• SUPPLIED DATA:
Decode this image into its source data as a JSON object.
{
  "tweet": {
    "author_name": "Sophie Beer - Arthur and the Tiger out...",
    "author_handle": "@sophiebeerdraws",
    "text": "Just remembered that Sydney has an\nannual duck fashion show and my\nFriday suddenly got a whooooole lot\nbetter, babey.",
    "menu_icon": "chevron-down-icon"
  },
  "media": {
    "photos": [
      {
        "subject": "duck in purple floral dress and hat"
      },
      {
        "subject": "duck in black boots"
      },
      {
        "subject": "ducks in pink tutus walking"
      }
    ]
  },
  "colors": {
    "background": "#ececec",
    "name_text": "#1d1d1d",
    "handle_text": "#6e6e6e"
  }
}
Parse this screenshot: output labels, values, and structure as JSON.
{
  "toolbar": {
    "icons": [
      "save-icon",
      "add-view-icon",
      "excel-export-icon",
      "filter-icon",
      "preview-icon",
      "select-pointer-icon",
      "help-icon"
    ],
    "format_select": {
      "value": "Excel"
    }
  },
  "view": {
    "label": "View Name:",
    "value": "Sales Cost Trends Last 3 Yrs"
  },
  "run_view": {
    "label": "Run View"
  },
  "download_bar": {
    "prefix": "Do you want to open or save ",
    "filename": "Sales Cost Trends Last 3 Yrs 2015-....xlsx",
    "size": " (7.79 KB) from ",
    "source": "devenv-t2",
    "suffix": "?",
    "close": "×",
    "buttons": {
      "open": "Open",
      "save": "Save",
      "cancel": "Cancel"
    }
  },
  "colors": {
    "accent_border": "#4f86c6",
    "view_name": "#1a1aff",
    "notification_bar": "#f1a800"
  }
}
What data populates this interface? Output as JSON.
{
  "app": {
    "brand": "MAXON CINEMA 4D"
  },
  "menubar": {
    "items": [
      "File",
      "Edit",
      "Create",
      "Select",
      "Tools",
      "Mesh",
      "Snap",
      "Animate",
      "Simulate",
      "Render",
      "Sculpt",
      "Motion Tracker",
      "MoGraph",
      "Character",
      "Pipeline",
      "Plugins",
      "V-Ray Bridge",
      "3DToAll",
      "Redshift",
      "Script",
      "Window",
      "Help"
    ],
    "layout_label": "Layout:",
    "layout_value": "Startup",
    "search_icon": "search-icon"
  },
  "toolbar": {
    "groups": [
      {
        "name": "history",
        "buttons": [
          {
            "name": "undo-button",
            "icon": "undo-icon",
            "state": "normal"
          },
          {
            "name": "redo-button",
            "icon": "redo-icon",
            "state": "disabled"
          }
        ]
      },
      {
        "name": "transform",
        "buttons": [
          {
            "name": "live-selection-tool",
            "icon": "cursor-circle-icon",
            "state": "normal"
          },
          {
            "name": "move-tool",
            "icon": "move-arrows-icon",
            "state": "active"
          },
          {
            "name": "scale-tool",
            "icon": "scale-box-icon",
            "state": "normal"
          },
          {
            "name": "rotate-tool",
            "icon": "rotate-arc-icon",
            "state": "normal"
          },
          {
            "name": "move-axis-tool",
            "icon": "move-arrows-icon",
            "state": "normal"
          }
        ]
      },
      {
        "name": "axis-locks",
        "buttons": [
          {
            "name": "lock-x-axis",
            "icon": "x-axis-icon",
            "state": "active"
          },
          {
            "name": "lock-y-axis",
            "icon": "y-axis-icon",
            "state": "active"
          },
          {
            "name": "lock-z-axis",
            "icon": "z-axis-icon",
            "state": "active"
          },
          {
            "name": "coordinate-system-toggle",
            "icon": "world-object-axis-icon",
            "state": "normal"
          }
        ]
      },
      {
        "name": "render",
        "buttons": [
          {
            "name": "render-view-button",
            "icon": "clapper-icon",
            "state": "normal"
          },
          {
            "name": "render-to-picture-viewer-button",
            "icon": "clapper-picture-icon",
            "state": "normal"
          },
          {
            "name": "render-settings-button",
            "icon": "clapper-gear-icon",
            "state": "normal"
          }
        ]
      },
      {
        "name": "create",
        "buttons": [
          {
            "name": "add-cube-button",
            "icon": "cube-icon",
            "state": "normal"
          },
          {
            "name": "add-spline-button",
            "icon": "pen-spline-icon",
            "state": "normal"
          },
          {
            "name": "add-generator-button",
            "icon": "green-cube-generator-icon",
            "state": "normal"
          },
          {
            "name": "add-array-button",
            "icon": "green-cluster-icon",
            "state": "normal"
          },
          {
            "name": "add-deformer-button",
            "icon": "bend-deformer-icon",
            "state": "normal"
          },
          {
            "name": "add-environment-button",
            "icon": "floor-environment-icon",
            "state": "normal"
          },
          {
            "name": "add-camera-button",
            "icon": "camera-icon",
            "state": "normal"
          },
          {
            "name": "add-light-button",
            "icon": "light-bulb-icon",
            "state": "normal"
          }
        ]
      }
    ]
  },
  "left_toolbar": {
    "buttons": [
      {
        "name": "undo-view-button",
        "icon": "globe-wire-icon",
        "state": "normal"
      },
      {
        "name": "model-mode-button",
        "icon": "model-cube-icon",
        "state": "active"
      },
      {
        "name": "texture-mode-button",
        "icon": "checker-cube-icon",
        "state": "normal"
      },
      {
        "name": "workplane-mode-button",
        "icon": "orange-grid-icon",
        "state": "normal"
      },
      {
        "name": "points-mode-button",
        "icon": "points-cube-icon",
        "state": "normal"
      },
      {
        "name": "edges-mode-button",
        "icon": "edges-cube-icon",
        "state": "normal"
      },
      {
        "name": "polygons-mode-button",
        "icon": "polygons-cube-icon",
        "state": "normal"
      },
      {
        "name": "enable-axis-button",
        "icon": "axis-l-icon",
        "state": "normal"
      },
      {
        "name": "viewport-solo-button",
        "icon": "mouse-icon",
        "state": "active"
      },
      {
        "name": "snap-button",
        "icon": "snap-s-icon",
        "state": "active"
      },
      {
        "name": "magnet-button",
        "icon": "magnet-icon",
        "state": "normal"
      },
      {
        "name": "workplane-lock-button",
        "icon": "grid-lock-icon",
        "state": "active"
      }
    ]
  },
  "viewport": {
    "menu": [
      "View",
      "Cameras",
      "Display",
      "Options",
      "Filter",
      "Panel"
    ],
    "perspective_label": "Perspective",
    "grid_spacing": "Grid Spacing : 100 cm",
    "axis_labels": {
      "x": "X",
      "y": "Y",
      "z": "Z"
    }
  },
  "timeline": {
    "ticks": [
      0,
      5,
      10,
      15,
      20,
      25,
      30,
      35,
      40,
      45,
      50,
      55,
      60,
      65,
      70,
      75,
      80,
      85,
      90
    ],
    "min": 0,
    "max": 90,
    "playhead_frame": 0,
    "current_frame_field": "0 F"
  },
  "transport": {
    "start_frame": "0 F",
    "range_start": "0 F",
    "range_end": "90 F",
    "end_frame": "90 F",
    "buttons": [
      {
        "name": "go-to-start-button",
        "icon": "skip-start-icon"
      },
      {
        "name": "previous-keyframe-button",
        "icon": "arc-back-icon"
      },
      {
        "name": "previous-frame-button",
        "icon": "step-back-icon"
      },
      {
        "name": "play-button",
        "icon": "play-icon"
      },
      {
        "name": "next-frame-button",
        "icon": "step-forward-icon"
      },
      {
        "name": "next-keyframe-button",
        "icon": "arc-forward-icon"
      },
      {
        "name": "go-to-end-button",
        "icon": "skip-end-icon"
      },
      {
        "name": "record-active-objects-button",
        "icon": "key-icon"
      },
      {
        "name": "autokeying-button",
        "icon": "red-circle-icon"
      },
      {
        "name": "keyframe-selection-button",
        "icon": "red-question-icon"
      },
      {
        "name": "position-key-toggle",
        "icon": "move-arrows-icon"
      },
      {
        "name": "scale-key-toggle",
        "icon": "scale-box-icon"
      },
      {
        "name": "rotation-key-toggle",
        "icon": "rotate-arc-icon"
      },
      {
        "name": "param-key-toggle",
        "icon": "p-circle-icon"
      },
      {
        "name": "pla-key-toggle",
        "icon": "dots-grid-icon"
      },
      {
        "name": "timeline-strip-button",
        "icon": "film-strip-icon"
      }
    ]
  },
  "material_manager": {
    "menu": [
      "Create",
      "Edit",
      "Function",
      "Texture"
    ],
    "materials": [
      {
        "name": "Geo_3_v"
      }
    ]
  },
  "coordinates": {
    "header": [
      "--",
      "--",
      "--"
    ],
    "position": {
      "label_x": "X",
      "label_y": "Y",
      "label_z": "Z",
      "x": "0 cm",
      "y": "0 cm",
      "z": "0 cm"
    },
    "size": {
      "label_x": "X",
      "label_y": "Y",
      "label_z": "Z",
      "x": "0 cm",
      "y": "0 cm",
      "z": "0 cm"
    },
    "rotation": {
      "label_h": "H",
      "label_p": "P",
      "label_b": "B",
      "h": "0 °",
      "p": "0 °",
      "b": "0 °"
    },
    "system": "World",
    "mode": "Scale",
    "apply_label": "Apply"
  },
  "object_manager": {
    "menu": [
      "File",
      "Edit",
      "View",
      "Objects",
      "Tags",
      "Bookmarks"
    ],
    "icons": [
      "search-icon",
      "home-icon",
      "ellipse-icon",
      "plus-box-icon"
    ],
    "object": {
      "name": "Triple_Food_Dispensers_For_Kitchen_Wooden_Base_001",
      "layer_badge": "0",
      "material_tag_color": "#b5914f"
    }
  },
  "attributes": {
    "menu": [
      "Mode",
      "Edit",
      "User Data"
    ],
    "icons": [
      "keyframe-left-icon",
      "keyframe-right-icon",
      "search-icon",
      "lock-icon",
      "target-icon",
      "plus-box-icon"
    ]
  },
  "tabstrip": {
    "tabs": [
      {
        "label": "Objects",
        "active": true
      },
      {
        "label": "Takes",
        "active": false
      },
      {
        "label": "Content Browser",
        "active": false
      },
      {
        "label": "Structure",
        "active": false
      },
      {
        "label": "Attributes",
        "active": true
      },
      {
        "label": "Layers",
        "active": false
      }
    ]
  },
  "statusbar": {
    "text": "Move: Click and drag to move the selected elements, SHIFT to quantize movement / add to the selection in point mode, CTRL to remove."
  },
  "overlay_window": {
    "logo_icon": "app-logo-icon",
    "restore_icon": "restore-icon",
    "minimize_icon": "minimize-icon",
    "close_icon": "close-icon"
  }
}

• INSTRUCTION: Read through the entries and copy every line that includes "Last".

• RESPONSE:
    "value": "Sales Cost Trends Last 3 Yrs"
    "filename": "Sales Cost Trends Last 3 Yrs 2015-....xlsx",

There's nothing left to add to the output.